Collected data:
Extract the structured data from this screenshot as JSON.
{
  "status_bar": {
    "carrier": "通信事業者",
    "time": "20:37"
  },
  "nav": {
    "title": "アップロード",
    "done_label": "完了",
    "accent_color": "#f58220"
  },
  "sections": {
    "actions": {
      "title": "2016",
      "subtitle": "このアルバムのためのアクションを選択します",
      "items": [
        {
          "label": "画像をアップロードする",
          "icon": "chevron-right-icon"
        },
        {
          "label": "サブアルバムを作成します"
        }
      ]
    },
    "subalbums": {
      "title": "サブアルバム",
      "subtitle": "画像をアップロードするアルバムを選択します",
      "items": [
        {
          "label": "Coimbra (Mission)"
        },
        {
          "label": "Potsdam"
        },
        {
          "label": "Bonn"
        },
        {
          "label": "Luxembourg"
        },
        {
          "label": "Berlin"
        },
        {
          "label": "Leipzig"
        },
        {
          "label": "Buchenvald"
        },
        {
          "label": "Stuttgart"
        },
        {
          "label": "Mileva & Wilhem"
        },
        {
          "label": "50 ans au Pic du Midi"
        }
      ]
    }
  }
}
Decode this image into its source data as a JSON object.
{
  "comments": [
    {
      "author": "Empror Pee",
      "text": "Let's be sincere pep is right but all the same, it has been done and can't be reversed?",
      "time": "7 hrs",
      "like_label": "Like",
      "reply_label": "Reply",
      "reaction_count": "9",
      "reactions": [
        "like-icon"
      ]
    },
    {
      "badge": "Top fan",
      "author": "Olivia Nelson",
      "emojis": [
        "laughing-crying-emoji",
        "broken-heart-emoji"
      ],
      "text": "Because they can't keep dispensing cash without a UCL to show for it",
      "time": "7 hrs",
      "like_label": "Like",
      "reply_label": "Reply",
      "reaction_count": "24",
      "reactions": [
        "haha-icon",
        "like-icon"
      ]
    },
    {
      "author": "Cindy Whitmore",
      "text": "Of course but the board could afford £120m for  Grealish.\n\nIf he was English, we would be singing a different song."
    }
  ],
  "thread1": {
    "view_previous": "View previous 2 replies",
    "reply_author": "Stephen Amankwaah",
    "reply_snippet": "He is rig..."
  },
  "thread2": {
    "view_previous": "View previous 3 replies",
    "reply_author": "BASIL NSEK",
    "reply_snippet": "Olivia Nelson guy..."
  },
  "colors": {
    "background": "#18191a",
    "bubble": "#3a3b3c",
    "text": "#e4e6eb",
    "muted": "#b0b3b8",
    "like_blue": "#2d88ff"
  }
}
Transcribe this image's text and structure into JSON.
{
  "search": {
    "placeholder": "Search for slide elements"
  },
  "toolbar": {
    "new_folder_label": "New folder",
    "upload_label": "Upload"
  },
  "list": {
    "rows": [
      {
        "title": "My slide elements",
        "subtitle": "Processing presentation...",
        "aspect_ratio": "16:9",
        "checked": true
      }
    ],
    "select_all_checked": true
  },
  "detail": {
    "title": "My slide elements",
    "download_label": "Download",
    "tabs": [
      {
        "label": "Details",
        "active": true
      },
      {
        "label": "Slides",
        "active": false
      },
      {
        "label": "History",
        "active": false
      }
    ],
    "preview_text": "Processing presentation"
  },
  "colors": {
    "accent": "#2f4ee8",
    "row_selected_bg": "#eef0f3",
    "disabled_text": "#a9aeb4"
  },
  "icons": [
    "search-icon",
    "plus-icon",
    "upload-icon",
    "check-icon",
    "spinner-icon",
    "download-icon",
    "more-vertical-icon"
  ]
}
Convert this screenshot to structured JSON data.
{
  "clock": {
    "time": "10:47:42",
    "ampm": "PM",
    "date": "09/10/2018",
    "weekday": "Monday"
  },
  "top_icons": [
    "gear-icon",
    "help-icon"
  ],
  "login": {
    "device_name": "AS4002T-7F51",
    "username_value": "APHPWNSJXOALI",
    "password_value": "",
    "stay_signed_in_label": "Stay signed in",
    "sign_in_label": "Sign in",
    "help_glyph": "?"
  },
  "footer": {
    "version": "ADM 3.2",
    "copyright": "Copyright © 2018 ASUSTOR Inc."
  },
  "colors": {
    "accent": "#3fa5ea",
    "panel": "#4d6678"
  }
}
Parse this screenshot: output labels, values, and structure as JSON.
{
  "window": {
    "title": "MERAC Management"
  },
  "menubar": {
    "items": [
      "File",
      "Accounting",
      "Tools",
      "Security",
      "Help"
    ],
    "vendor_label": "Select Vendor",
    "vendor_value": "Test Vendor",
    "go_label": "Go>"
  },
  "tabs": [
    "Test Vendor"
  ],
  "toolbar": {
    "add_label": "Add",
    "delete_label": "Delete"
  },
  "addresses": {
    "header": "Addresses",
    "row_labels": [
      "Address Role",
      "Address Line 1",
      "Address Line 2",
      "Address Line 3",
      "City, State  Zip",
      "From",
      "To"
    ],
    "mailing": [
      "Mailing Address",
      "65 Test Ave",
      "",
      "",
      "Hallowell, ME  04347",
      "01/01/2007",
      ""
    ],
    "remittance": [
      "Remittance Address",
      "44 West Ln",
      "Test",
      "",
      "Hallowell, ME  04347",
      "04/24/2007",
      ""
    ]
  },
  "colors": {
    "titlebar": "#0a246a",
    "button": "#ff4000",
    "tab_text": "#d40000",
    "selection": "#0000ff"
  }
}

Goal of the exercise: Your task is to give the records above again, exactly.

Complete response:
Extract the structured data from this screenshot as JSON.
{
  "status_bar": {
    "carrier": "通信事業者",
    "time": "20:37"
  },
  "nav": {
    "title": "アップロード",
    "done_label": "完了",
    "accent_color": "#f58220"
  },
  "sections": {
    "actions": {
      "title": "2016",
      "subtitle": "このアルバムのためのアクションを選択します",
      "items": [
        {
          "label": "画像をアップロードする",
          "icon": "chevron-right-icon"
        },
        {
          "label": "サブアルバムを作成します"
        }
      ]
    },
    "subalbums": {
      "title": "サブアルバム",
      "subtitle": "画像をアップロードするアルバムを選択します",
      "items": [
        {
          "label": "Coimbra (Mission)"
        },
        {
          "label": "Potsdam"
        },
        {
          "label": "Bonn"
        },
        {
          "label": "Luxembourg"
        },
        {
          "label": "Berlin"
        },
        {
          "label": "Leipzig"
        },
        {
          "label": "Buchenvald"
        },
        {
          "label": "Stuttgart"
        },
        {
          "label": "Mileva & Wilhem"
        },
        {
          "label": "50 ans au Pic du Midi"
        }
      ]
    }
  }
}
Decode this image into its source data as a JSON object.
{
  "comments": [
    {
      "author": "Empror Pee",
      "text": "Let's be sincere pep is right but all the same, it has been done and can't be reversed?",
      "time": "7 hrs",
      "like_label": "Like",
      "reply_label": "Reply",
      "reaction_count": "9",
      "reactions": [
        "like-icon"
      ]
    },
    {
      "badge": "Top fan",
      "author": "Olivia Nelson",
      "emojis": [
        "laughing-crying-emoji",
        "broken-heart-emoji"
      ],
      "text": "Because they can't keep dispensing cash without a UCL to show for it",
      "time": "7 hrs",
      "like_label": "Like",
      "reply_label": "Reply",
      "reaction_count": "24",
      "reactions": [
        "haha-icon",
        "like-icon"
      ]
    },
    {
      "author": "Cindy Whitmore",
      "text": "Of course but the board could afford £120m for  Grealish.\n\nIf he was English, we would be singing a different song."
    }
  ],
  "thread1": {
    "view_previous": "View previous 2 replies",
    "reply_author": "Stephen Amankwaah",
    "reply_snippet": "He is rig..."
  },
  "thread2": {
    "view_previous": "View previous 3 replies",
    "reply_author": "BASIL NSEK",
    "reply_snippet": "Olivia Nelson guy..."
  },
  "colors": {
    "background": "#18191a",
    "bubble": "#3a3b3c",
    "text": "#e4e6eb",
    "muted": "#b0b3b8",
    "like_blue": "#2d88ff"
  }
}
Transcribe this image's text and structure into JSON.
{
  "search": {
    "placeholder": "Search for slide elements"
  },
  "toolbar": {
    "new_folder_label": "New folder",
    "upload_label": "Upload"
  },
  "list": {
    "rows": [
      {
        "title": "My slide elements",
        "subtitle": "Processing presentation...",
        "aspect_ratio": "16:9",
        "checked": true
      }
    ],
    "select_all_checked": true
  },
  "detail": {
    "title": "My slide elements",
    "download_label": "Download",
    "tabs": [
      {
        "label": "Details",
        "active": true
      },
      {
        "label": "Slides",
        "active": false
      },
      {
        "label": "History",
        "active": false
      }
    ],
    "preview_text": "Processing presentation"
  },
  "colors": {
    "accent": "#2f4ee8",
    "row_selected_bg": "#eef0f3",
    "disabled_text": "#a9aeb4"
  },
  "icons": [
    "search-icon",
    "plus-icon",
    "upload-icon",
    "check-icon",
    "spinner-icon",
    "download-icon",
    "more-vertical-icon"
  ]
}
Convert this screenshot to structured JSON data.
{
  "clock": {
    "time": "10:47:42",
    "ampm": "PM",
    "date": "09/10/2018",
    "weekday": "Monday"
  },
  "top_icons": [
    "gear-icon",
    "help-icon"
  ],
  "login": {
    "device_name": "AS4002T-7F51",
    "username_value": "APHPWNSJXOALI",
    "password_value": "",
    "stay_signed_in_label": "Stay signed in",
    "sign_in_label": "Sign in",
    "help_glyph": "?"
  },
  "footer": {
    "version": "ADM 3.2",
    "copyright": "Copyright © 2018 ASUSTOR Inc."
  },
  "colors": {
    "accent": "#3fa5ea",
    "panel": "#4d6678"
  }
}
Parse this screenshot: output labels, values, and structure as JSON.
{
  "window": {
    "title": "MERAC Management"
  },
  "menubar": {
    "items": [
      "File",
      "Accounting",
      "Tools",
      "Security",
      "Help"
    ],
    "vendor_label": "Select Vendor",
    "vendor_value": "Test Vendor",
    "go_label": "Go>"
  },
  "tabs": [
    "Test Vendor"
  ],
  "toolbar": {
    "add_label": "Add",
    "delete_label": "Delete"
  },
  "addresses": {
    "header": "Addresses",
    "row_labels": [
      "Address Role",
      "Address Line 1",
      "Address Line 2",
      "Address Line 3",
      "City, State  Zip",
      "From",
      "To"
    ],
    "mailing": [
      "Mailing Address",
      "65 Test Ave",
      "",
      "",
      "Hallowell, ME  04347",
      "01/01/2007",
      ""
    ],
    "remittance": [
      "Remittance Address",
      "44 West Ln",
      "Test",
      "",
      "Hallowell, ME  04347",
      "04/24/2007",
      ""
    ]
  },
  "colors": {
    "titlebar": "#0a246a",
    "button": "#ff4000",
    "tab_text": "#d40000",
    "selection": "#0000ff"
  }
}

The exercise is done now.